- **Set problem**
Set each entry down verbatim, omitting images.

--- Start ---

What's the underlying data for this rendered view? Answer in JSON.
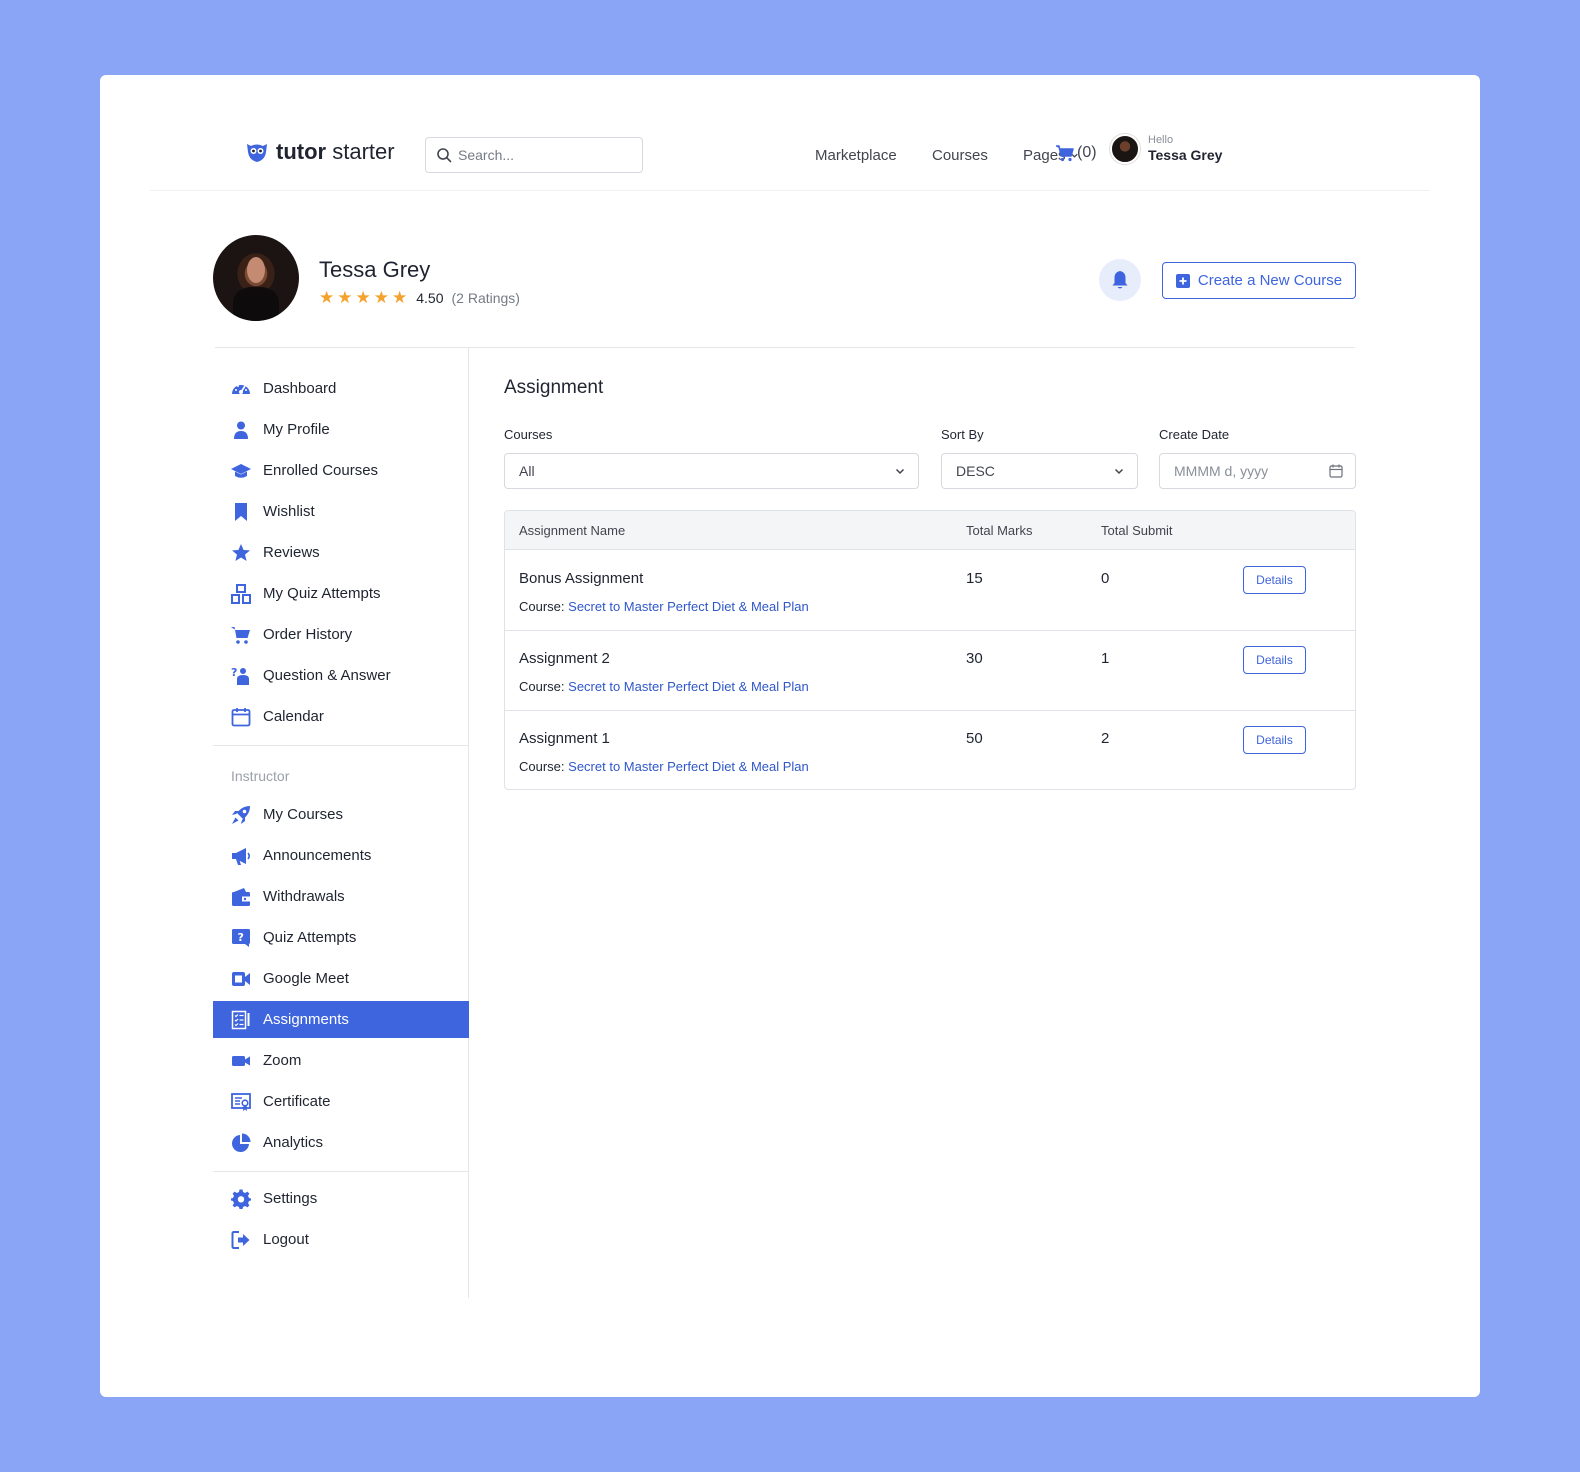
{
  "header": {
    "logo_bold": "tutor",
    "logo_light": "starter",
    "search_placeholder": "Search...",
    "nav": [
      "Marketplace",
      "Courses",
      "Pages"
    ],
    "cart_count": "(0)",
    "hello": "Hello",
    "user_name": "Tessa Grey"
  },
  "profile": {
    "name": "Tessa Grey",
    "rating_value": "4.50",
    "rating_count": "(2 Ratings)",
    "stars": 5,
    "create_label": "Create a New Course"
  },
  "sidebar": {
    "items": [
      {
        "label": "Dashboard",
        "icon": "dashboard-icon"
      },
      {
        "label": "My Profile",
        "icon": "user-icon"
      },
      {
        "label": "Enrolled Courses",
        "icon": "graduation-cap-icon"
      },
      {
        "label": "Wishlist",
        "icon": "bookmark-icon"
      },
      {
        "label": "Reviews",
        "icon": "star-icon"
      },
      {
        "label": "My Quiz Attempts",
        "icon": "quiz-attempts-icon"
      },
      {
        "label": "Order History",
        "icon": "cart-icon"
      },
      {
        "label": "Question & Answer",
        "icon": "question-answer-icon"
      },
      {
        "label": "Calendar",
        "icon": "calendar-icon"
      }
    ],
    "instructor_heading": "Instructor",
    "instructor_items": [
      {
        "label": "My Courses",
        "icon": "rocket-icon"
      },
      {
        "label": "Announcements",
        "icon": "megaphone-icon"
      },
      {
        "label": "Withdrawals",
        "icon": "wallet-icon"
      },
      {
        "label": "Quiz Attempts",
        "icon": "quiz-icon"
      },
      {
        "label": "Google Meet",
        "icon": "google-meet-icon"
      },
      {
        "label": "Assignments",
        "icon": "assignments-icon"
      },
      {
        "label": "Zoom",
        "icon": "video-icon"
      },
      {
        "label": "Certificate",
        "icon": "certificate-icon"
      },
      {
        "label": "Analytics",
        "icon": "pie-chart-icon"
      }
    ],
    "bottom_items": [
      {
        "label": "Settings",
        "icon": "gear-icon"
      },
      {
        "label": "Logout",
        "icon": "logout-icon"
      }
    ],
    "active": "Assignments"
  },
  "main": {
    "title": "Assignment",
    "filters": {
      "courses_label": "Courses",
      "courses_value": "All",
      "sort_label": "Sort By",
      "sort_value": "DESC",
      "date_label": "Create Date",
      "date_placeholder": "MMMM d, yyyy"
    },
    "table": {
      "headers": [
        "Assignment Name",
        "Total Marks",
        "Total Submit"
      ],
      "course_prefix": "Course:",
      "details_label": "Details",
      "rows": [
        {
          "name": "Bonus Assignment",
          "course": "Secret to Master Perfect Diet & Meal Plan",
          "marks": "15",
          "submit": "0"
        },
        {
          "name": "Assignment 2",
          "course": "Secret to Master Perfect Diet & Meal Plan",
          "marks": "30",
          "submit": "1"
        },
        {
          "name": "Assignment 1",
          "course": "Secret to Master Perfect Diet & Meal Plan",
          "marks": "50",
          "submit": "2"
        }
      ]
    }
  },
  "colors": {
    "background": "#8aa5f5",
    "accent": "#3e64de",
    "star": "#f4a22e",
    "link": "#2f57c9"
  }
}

--- End ---

- **Finished task**
What's the underlying data for this rendered view? Answer in JSON.
{
  "header": {
    "logo_bold": "tutor",
    "logo_light": "starter",
    "search_placeholder": "Search...",
    "nav": [
      "Marketplace",
      "Courses",
      "Pages"
    ],
    "cart_count": "(0)",
    "hello": "Hello",
    "user_name": "Tessa Grey"
  },
  "profile": {
    "name": "Tessa Grey",
    "rating_value": "4.50",
    "rating_count": "(2 Ratings)",
    "stars": 5,
    "create_label": "Create a New Course"
  },
  "sidebar": {
    "items": [
      {
        "label": "Dashboard",
        "icon": "dashboard-icon"
      },
      {
        "label": "My Profile",
        "icon": "user-icon"
      },
      {
        "label": "Enrolled Courses",
        "icon": "graduation-cap-icon"
      },
      {
        "label": "Wishlist",
        "icon": "bookmark-icon"
      },
      {
        "label": "Reviews",
        "icon": "star-icon"
      },
      {
        "label": "My Quiz Attempts",
        "icon": "quiz-attempts-icon"
      },
      {
        "label": "Order History",
        "icon": "cart-icon"
      },
      {
        "label": "Question & Answer",
        "icon": "question-answer-icon"
      },
      {
        "label": "Calendar",
        "icon": "calendar-icon"
      }
    ],
    "instructor_heading": "Instructor",
    "instructor_items": [
      {
        "label": "My Courses",
        "icon": "rocket-icon"
      },
      {
        "label": "Announcements",
        "icon": "megaphone-icon"
      },
      {
        "label": "Withdrawals",
        "icon": "wallet-icon"
      },
      {
        "label": "Quiz Attempts",
        "icon": "quiz-icon"
      },
      {
        "label": "Google Meet",
        "icon": "google-meet-icon"
      },
      {
        "label": "Assignments",
        "icon": "assignments-icon"
      },
      {
        "label": "Zoom",
        "icon": "video-icon"
      },
      {
        "label": "Certificate",
        "icon": "certificate-icon"
      },
      {
        "label": "Analytics",
        "icon": "pie-chart-icon"
      }
    ],
    "bottom_items": [
      {
        "label": "Settings",
        "icon": "gear-icon"
      },
      {
        "label": "Logout",
        "icon": "logout-icon"
      }
    ],
    "active": "Assignments"
  },
  "main": {
    "title": "Assignment",
    "filters": {
      "courses_label": "Courses",
      "courses_value": "All",
      "sort_label": "Sort By",
      "sort_value": "DESC",
      "date_label": "Create Date",
      "date_placeholder": "MMMM d, yyyy"
    },
    "table": {
      "headers": [
        "Assignment Name",
        "Total Marks",
        "Total Submit"
      ],
      "course_prefix": "Course:",
      "details_label": "Details",
      "rows": [
        {
          "name": "Bonus Assignment",
          "course": "Secret to Master Perfect Diet & Meal Plan",
          "marks": "15",
          "submit": "0"
        },
        {
          "name": "Assignment 2",
          "course": "Secret to Master Perfect Diet & Meal Plan",
          "marks": "30",
          "submit": "1"
        },
        {
          "name": "Assignment 1",
          "course": "Secret to Master Perfect Diet & Meal Plan",
          "marks": "50",
          "submit": "2"
        }
      ]
    }
  },
  "colors": {
    "background": "#8aa5f5",
    "accent": "#3e64de",
    "star": "#f4a22e",
    "link": "#2f57c9"
  }
}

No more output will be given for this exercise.